William, el marido de Lucy, se había quedado sin comer hongos, para ayudarnos en caso de necesidad. Yo oía la voz de Miriam que le suplicaba: -Ayude a Bernardo. Es demasiado fuerte para él. Dele agua azucarada. Ayúdele.
William se presentó con un halo de luz intensa. (Ahora sé que era la de su lamparita eléctrica). Su estatura era imponente. Lo vi como si fuera un santo; habló con voz armoniosa que llenó todo el ámbito. Venía de otro mundo; me parecía que había bajado del cielo. Rehusé tomar la bebida. "Es usted mi enemigo", le dije. Los santos me caen pesados también en la vida real. Además me molestaba la preocupación maternal que tenía por mí Miriam. Me acuerdo cómo repetí, sarcásticamente, la palabra azúcar, azúcar, azúcar.
El espacio y el tiempo había adquirido nuevas proporciones inconmensurables. El cuarto de la ceremonia era infinito; los ruidos se oían agigantados. Cada segundo era una hora; cada hora una vida. Lucy lanzaba de vez en cuando exclamaciones de asombro y de júbilo. El palmoteo rítmico de María Sabina parecía llegar desde una enorme lejanía; en realidad la maga estaba a pocos metros de mi petate.
Sería la presencia de María Sabina o el proceso natural de la alucinación; lo cierto es que, antes de salir del cuarto, no tuve ninguna sensación de angustia. Sólo sentía resonar en mí esa música inefable, ultraterrena; estaba mágica y totalmente envuelto en su embeleso.
Cuando William me pidió que fuera a acostarme, me opuse decididamente. No quería, por nada del mundo, volver a la realidad. Insistió tanto, y con tan buena gracia, que por fin accedí. No tengo el más vago recuerdo de cómo me llevó a mi cuarto, ni de cómo me echó a la cama. Sólo sé que empezó una terrible lucha para volver en mí, que duró horas -o más bien, siglos-. No sabía dónde estaba. También ese cuarto era infinito; empecé a temer que nunca lograría "volver". Me di cuenta de que mi mujer estaba conmigo, cariñosa y preocupada por mí. A las cinco de la mañana (sé la hora porque Miriam se la preguntó a William), nuestro ángel guardián me dio un vaso de agua. Todavía lo vi como a un ser de otro mundo. Cuando, con la claridad del alba, bajé de la cama, tuve la clara sensación de que se abría delante de mí un abismo. Sólo con un supremo esfuerzo de voluntad pude volver al lado de Miriam.

■ MATERIAL ■
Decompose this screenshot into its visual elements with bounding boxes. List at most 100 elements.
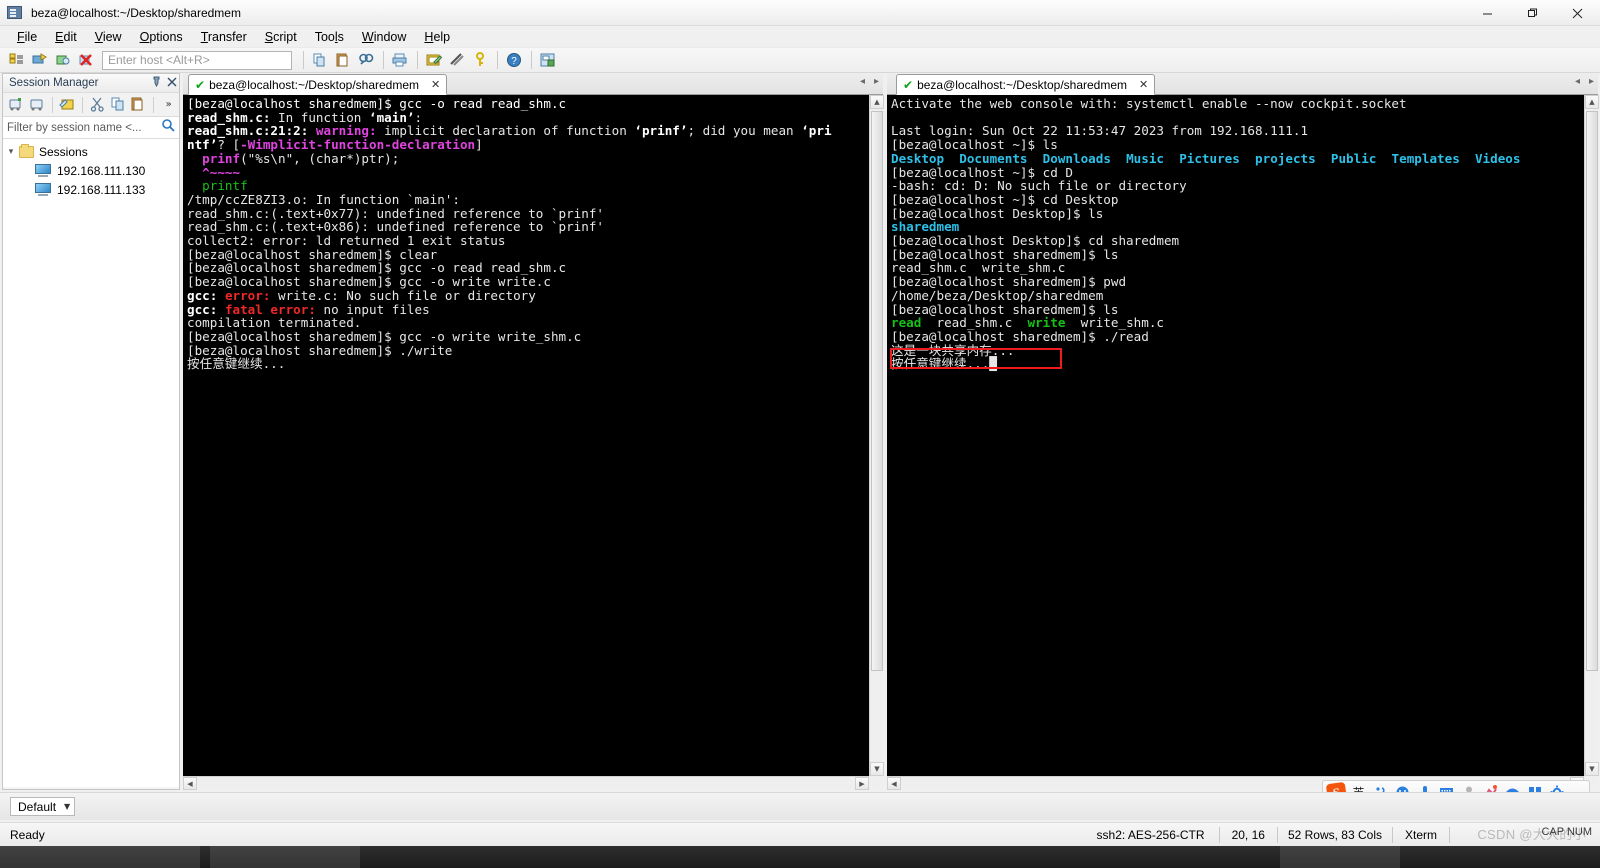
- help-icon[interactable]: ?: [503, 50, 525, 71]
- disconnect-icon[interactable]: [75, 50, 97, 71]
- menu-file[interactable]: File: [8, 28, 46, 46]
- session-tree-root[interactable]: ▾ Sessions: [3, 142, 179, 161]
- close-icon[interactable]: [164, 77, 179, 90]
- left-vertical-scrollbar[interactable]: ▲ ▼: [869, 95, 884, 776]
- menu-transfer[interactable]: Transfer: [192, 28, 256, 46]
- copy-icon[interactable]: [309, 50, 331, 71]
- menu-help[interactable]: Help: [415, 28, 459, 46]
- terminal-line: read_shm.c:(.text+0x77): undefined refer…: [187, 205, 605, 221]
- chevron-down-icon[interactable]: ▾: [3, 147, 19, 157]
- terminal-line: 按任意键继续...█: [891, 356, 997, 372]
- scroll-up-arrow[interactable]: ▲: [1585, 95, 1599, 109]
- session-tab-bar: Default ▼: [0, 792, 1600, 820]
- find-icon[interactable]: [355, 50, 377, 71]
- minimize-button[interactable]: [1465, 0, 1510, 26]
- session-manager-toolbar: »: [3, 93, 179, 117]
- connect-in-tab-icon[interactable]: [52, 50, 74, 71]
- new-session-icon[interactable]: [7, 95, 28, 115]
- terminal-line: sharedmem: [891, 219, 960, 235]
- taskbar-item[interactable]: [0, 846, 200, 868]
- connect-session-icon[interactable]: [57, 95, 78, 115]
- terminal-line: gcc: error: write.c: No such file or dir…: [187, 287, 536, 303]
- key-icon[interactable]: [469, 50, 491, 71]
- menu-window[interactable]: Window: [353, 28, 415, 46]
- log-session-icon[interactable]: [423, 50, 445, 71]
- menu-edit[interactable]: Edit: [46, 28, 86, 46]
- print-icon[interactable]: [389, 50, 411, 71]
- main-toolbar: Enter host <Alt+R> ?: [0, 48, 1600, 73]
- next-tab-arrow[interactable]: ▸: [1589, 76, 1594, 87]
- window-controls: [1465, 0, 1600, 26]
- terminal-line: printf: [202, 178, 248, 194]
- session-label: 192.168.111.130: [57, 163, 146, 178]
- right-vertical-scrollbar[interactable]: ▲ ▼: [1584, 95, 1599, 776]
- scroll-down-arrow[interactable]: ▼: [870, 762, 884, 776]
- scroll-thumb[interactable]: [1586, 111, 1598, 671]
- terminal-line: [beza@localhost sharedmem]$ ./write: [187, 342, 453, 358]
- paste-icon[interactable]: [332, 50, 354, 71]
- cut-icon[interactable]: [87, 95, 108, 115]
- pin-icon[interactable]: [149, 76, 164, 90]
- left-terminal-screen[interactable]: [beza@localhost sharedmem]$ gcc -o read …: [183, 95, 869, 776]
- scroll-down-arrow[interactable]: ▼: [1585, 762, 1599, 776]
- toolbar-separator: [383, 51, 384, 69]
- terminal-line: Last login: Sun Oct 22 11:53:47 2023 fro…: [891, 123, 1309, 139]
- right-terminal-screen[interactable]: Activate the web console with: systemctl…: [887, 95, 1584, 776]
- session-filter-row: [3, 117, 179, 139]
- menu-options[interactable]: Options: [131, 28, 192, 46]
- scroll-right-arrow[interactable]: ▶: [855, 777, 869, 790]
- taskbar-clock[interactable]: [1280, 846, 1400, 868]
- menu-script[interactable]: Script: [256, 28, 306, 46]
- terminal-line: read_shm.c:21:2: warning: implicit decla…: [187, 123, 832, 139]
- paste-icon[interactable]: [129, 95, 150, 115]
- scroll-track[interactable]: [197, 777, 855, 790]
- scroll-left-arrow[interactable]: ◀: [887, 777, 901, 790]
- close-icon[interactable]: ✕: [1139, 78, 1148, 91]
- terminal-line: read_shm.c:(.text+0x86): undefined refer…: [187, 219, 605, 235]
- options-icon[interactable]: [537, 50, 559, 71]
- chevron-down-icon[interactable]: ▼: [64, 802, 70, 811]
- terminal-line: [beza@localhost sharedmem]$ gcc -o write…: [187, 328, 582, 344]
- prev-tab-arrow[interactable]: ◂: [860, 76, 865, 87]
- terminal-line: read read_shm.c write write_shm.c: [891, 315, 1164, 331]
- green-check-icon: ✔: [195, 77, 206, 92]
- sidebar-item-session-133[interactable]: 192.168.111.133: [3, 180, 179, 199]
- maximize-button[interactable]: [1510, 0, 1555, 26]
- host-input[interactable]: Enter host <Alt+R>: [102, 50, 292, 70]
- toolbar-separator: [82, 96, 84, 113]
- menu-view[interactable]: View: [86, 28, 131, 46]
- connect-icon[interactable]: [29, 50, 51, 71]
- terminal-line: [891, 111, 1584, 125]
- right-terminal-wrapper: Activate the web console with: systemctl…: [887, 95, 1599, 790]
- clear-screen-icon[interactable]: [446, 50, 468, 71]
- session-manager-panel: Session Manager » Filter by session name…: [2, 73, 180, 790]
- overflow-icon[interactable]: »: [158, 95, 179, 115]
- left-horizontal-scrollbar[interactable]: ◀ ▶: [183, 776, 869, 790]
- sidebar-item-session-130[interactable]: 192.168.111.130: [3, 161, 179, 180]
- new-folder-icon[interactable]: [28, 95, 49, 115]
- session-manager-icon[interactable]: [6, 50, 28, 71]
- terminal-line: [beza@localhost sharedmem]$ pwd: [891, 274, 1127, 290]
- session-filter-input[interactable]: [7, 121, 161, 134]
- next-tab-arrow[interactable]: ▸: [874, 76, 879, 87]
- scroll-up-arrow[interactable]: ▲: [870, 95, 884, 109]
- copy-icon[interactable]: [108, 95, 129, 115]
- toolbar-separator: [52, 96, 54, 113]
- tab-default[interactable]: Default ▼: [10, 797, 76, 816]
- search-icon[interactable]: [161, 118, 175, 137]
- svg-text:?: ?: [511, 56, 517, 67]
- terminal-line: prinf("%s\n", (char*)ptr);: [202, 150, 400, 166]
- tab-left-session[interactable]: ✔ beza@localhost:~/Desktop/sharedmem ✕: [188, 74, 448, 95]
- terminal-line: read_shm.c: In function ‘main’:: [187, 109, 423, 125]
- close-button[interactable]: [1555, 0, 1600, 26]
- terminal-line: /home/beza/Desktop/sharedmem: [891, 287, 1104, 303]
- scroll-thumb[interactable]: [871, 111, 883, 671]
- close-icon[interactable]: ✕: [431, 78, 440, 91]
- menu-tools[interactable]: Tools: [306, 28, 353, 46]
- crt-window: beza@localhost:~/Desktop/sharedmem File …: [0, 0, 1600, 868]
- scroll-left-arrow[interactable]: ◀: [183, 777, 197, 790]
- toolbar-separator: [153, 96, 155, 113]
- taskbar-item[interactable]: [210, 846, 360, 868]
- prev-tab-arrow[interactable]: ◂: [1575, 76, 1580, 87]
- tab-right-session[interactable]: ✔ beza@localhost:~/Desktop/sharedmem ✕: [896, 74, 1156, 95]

■ TAREAS ESCRITAS ■
**1.** Responde estas preguntas sobre el relato de la ceremonia de los hongos:
(a) ¿Para qué se había quedado William sin comer hongos?
(b) ¿A qué distancia del petate de quien narra estaba en realidad María Sabina?
(c) ¿A qué hora le dio William un vaso de agua a quien narra?
**2.** Renombra «William» como «Guillermo» en la parte del relato que arranca con las palabras que contienen «William, el marido» y acaba en «azúcar, azúcar, azúcar.». Escribe esa parte completa con el cambio.
**3.** Di si cada frase coincide con el relato de la ceremonia de los hongos:
(a) Lucy se quedó callada durante la ceremonia.
(b) Antes de salir del cuarto, quien narra no sintió angustia.
(c) Quien narra aceptó enseguida acostarse cuando William se lo pidió.

■ RESPUESTAS EN ORDEN ■
**1.**
(a) Para ayudarlos en caso de necesidad.
(b) A pocos metros.
(c) A las cinco de la mañana.

**2.**
Guillermo, el marido de Lucy, se había quedado sin comer hongos, para ayudarnos en caso de necesidad. Yo oía la voz de Miriam que le suplicaba: -Ayude a Bernardo. Es demasiado fuerte para él. Dele agua azucarada. Ayúdele.
Guillermo se presentó con un halo de luz intensa. (Ahora sé que era la de su lamparita eléctrica). Su estatura era imponente. Lo vi como si fuera un santo; habló con voz armoniosa que llenó todo el ámbito. Venía de otro mundo; me parecía que había bajado del cielo. Rehusé tomar la bebida. "Es usted mi enemigo", le dije. Los santos me caen pesados también en la vida real. Además me molestaba la preocupación maternal que tenía por mí Miriam. Me acuerdo cómo repetí, sarcásticamente, la palabra azúcar, azúcar, azúcar.

**3.**
(a) No: «Lucy lanzaba de vez en cuando exclamaciones de asombro y de júbilo».
(b) Sí: «antes de salir del cuarto, no tuve ninguna sensación de angustia».
(c) No: «Cuando William me pidió que fuera a acostarme, me opuse decididamente».